> _Supplied information_:
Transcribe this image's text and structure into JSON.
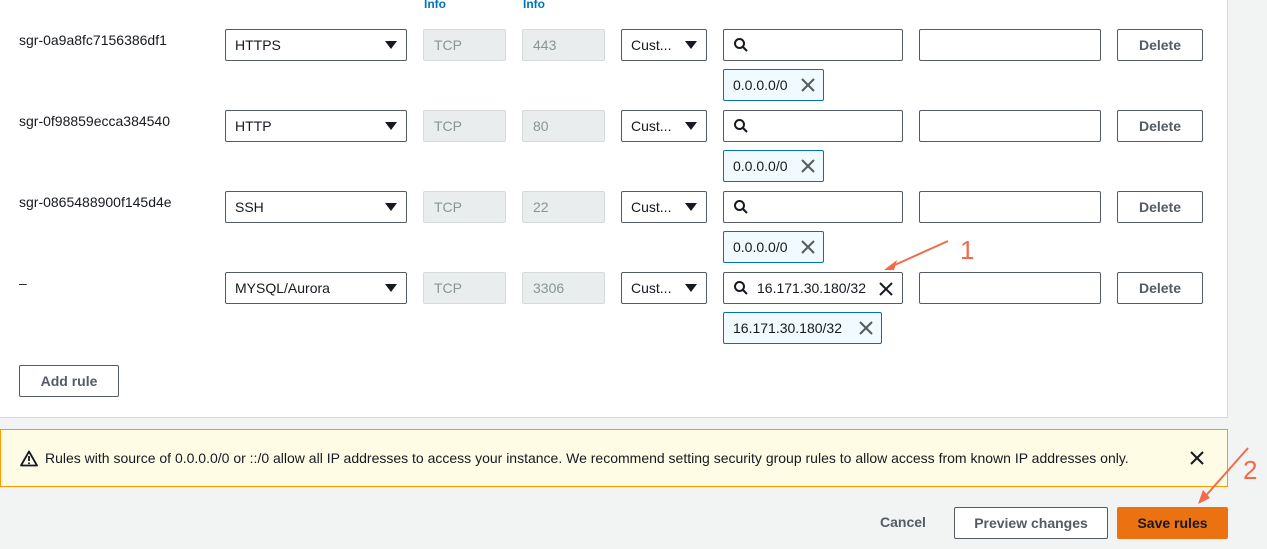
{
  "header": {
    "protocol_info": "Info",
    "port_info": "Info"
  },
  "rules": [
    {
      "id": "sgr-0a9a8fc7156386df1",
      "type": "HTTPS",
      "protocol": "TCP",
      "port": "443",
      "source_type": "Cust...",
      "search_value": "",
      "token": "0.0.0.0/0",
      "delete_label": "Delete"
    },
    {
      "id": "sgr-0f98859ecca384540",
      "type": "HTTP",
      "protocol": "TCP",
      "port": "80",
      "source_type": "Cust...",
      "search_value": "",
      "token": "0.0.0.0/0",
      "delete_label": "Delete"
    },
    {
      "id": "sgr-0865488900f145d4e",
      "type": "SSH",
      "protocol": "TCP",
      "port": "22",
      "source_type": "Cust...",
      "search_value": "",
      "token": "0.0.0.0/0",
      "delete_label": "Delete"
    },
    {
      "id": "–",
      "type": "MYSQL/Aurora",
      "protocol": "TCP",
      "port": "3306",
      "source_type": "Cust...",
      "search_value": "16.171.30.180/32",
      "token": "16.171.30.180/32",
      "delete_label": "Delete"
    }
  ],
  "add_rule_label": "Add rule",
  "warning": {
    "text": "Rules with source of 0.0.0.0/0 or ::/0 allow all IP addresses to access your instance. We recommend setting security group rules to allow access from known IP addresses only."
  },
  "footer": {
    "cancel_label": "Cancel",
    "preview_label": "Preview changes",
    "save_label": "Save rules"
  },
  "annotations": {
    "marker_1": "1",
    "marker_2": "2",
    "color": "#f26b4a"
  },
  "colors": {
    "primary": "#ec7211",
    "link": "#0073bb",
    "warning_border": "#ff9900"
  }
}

...

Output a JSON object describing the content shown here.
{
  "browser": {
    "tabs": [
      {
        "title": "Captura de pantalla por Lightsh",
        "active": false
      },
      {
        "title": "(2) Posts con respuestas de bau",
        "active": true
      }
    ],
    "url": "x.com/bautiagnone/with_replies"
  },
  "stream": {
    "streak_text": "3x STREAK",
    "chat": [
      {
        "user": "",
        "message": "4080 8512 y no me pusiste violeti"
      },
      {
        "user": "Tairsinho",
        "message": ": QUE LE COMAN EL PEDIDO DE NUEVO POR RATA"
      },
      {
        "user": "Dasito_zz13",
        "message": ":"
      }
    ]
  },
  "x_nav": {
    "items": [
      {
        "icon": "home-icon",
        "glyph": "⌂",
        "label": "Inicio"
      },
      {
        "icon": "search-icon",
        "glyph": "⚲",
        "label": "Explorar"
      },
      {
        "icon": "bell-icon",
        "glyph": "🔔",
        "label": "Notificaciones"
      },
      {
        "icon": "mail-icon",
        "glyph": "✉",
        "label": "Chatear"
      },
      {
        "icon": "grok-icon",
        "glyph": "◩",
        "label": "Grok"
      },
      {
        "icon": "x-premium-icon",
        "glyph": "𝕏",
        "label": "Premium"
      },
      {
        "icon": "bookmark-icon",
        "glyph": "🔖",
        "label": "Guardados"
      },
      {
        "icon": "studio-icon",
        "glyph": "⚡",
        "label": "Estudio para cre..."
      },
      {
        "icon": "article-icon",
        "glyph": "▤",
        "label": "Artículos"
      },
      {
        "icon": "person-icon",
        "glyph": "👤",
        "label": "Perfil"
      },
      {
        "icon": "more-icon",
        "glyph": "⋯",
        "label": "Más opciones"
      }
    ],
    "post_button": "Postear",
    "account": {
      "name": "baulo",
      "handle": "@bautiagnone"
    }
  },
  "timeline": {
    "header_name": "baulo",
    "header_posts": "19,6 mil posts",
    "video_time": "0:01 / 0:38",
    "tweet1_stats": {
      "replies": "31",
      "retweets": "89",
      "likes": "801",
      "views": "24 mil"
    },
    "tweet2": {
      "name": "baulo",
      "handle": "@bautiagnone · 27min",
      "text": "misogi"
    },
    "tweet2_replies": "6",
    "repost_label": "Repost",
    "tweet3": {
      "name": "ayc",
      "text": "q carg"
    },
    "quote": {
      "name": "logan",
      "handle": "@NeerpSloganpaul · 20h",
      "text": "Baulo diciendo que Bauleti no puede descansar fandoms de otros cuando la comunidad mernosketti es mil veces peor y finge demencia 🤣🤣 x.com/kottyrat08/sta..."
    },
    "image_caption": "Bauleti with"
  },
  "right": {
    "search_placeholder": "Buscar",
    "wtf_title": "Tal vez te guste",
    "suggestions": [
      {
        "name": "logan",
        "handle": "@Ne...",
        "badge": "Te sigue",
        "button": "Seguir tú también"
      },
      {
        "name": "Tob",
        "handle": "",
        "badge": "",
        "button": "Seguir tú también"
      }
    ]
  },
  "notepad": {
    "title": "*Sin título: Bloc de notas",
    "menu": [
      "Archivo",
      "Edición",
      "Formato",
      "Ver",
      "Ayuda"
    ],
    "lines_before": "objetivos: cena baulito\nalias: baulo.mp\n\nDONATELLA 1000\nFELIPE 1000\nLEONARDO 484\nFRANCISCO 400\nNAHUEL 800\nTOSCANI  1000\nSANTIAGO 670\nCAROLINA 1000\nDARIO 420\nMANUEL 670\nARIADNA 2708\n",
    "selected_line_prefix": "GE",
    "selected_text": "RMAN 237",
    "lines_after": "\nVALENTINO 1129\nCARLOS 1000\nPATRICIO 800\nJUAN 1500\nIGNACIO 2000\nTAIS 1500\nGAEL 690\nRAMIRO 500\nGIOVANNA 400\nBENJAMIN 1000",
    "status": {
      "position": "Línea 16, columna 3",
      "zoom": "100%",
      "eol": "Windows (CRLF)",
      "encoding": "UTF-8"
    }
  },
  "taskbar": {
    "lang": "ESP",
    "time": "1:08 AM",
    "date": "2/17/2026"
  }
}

> _Task prompt_: Examine the records and pull out every line where the string "bautiagnone" occurs.

> _Worked solution_:
    "url": "x.com/bautiagnone/with_replies"
      "handle": "@bautiagnone"
      "handle": "@bautiagnone · 27min",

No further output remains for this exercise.